#### [PROBLEM TO WORK ON]
Scan the records for the string "수주등록"; copy each line where it occurs.

Data records
** begin **
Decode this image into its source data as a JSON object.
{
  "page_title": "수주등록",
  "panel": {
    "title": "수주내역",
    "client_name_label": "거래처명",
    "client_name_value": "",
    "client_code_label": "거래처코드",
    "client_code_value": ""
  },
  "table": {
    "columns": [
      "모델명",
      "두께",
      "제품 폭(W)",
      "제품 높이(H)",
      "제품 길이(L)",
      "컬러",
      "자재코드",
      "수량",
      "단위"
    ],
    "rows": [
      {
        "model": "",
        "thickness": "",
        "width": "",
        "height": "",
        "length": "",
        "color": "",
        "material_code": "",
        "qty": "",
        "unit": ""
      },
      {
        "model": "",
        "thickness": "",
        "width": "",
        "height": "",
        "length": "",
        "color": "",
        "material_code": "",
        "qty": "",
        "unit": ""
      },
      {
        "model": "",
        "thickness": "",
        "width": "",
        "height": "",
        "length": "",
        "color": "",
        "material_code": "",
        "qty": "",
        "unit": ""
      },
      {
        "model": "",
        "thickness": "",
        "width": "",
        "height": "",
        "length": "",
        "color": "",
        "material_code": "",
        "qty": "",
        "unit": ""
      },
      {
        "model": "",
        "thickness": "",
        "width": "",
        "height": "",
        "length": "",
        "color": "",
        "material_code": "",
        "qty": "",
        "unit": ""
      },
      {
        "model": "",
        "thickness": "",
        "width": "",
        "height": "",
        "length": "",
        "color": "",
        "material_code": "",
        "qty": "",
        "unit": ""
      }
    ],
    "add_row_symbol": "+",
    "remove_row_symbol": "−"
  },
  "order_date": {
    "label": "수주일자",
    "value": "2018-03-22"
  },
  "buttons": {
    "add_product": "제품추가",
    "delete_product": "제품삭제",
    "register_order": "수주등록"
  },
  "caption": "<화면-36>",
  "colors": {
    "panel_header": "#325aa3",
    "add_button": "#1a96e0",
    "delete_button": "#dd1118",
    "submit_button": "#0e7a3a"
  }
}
** end **
#### [CORRECT RESULT]
  "page_title": "수주등록",
    "register_order": "수주등록"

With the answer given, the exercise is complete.